• [Your objective]: Extract, from the listing that follows, each line containing the word "Innenradius".

[Collection entries]
======

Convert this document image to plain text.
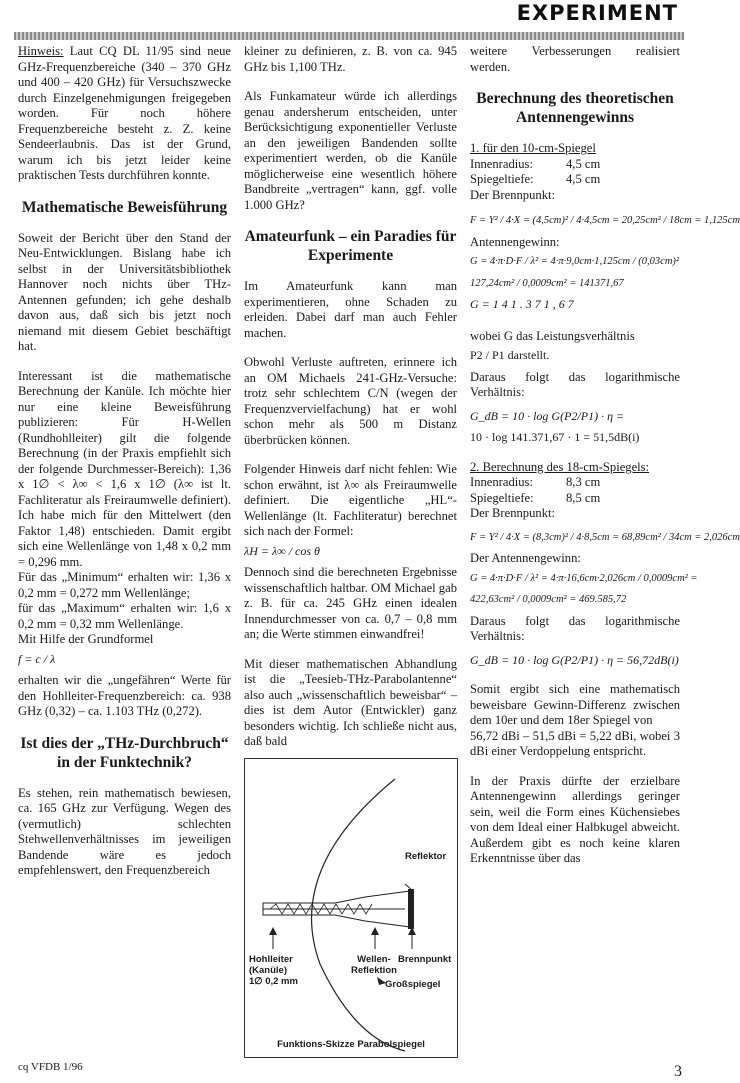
EXPERIMENT

Hinweis: Laut CQ DL 11/95 sind neue GHz-Frequenzbereiche (340 – 370 GHz und 400 – 420 GHz) für Versuchszwecke durch Einzelgenehmigungen freigegeben worden. Für noch höhere Frequenzbereiche besteht z. Z. keine Sendeerlaubnis. Das ist der Grund, warum ich bis jetzt leider keine praktischen Tests durchführen konnte.

Mathematische Beweisführung

Soweit der Bericht über den Stand der Neu-Entwicklungen. Bislang habe ich selbst in der Universitätsbibliothek Hannover noch nichts über THz-Antennen gefunden; ich gehe deshalb davon aus, daß sich bis jetzt noch niemand mit diesem Gebiet beschäftigt hat.

Interessant ist die mathematische Berechnung der Kanüle. Ich möchte hier nur eine kleine Beweisführung publizieren: Für H-Wellen (Rundhohlleiter) gilt die folgende Berechnung (in der Praxis empfiehlt sich der folgende Durchmesser-Bereich): 1,36 x 1∅ < λ∞ < 1,6 x 1∅ (λ∞ ist lt. Fachliteratur als Freiraumwelle definiert). Ich habe mich für den Mittelwert (den Faktor 1,48) entschieden. Damit ergibt sich eine Wellenlänge von 1,48 x 0,2 mm = 0,296 mm.

Für das „Minimum“ erhalten wir: 1,36 x 0,2 mm = 0,272 mm Wellenlänge;

für das „Maximum“ erhalten wir: 1,6 x 0,2 mm = 0,32 mm Wellenlänge.

Mit Hilfe der Grundformel

f = c / λ

erhalten wir die „ungefähren“ Werte für den Hohlleiter-Frequenzbereich: ca. 938 GHz (0,32) – ca. 1.103 THz (0,272).

Ist dies der „THz-Durchbruch“ in der Funktechnik?

Es stehen, rein mathematisch bewiesen, ca. 165 GHz zur Verfügung. Wegen des (vermutlich) schlechten Stehwellenverhältnisses im jeweiligen Bandende wäre es jedoch empfehlenswert, den Frequenzbereich

kleiner zu definieren, z. B. von ca. 945 GHz bis 1,100 THz.

Als Funkamateur würde ich allerdings genau andersherum entscheiden, unter Berücksichtigung exponentieller Verluste an den jeweiligen Bandenden sollte experimentiert werden, ob die Kanüle möglicherweise eine wesentlich höhere Bandbreite „vertragen“ kann, ggf. volle 1.000 GHz?

Amateurfunk – ein Paradies für Experimente

Im Amateurfunk kann man experimentieren, ohne Schaden zu erleiden. Dabei darf man auch Fehler machen.

Obwohl Verluste auftreten, erinnere ich an OM Michaels 241-GHz-Versuche: trotz sehr schlechtem C/N (wegen der Frequenzvervielfachung) hat er wohl schon mehr als 500 m Distanz überbrücken können.

Folgender Hinweis darf nicht fehlen: Wie schon erwähnt, ist λ∞ als Freiraumwelle definiert. Die eigentliche „HL“-Wellenlänge (lt. Fachliteratur) berechnet sich nach der Formel:

λH = λ∞ / cos θ

Dennoch sind die berechneten Ergebnisse wissenschaftlich haltbar. OM Michael gab z. B. für ca. 245 GHz einen idealen Innendurchmesser von ca. 0,7 – 0,8 mm an; die Werte stimmen einwandfrei!

Mit dieser mathematischen Abhandlung ist die „Teesieb-THz-Parabolantenne“ also auch „wissenschaftlich beweisbar“ – dies ist dem Autor (Entwickler) ganz besonders wichtig. Ich schließe nicht aus, daß bald

Reflektor
Wellen-
Reflektion
Brennpunkt
Großspiegel
Hohlleiter
(Kanüle)
1∅ 0,2 mm
Funktions-Skizze Parabolspiegel

weitere Verbesserungen realisiert werden.

Berechnung des theoretischen Antennengewinns
1. für den 10-cm-Spiegel
Innenradius:	4,5 cm
Spiegeltiefe:	4,5 cm
Der Brennpunkt:
F = Y² / 4·X = (4,5cm)² / 4·4,5cm = 20,25cm² / 18cm = 1,125cm
Antennengewinn:
G = 4·π·D·F / λ² = 4·π·9,0cm·1,125cm / (0,03cm)²
127,24cm² / 0,0009cm² = 141371,67
G = 1 4 1 . 3 7 1 , 6 7
wobei G das Leistungsverhältnis
P2 / P1 darstellt.

Daraus folgt das logarithmische Verhältnis:

G_dB = 10 · log G(P2/P1) · η =
10 · log 141.371,67 · 1 = 51,5dB(i)
2. Berechnung des 18-cm-Spiegels:
Innenradius:	8,3 cm
Spiegeltiefe:	8,5 cm
Der Brennpunkt:
F = Y² / 4·X = (8,3cm)² / 4·8,5cm = 68,89cm² / 34cm = 2,026cm
Der Antennengewinn:
G = 4·π·D·F / λ² = 4·π·16,6cm·2,026cm / 0,0009cm² =
422,63cm² / 0,0009cm² = 469.585,72

Daraus folgt das logarithmische Verhältnis:

G_dB = 10 · log G(P2/P1) · η = 56,72dB(i)

Somit ergibt sich eine mathematisch beweisbare Gewinn-Differenz zwischen dem 10er und dem 18er Spiegel von

56,72 dBi – 51,5 dBi = 5,22 dBi, wobei 3 dBi einer Verdoppelung entspricht.

In der Praxis dürfte der erzielbare Antennengewinn allerdings geringer sein, weil die Form eines Küchensiebes von dem Ideal einer Halbkugel abweicht. Außerdem gibt es noch keine klaren Erkenntnisse über das

cq VFDB 1/96	3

======

• [Result below]:
Innenradius:	4,5 cm
Innenradius:	8,3 cm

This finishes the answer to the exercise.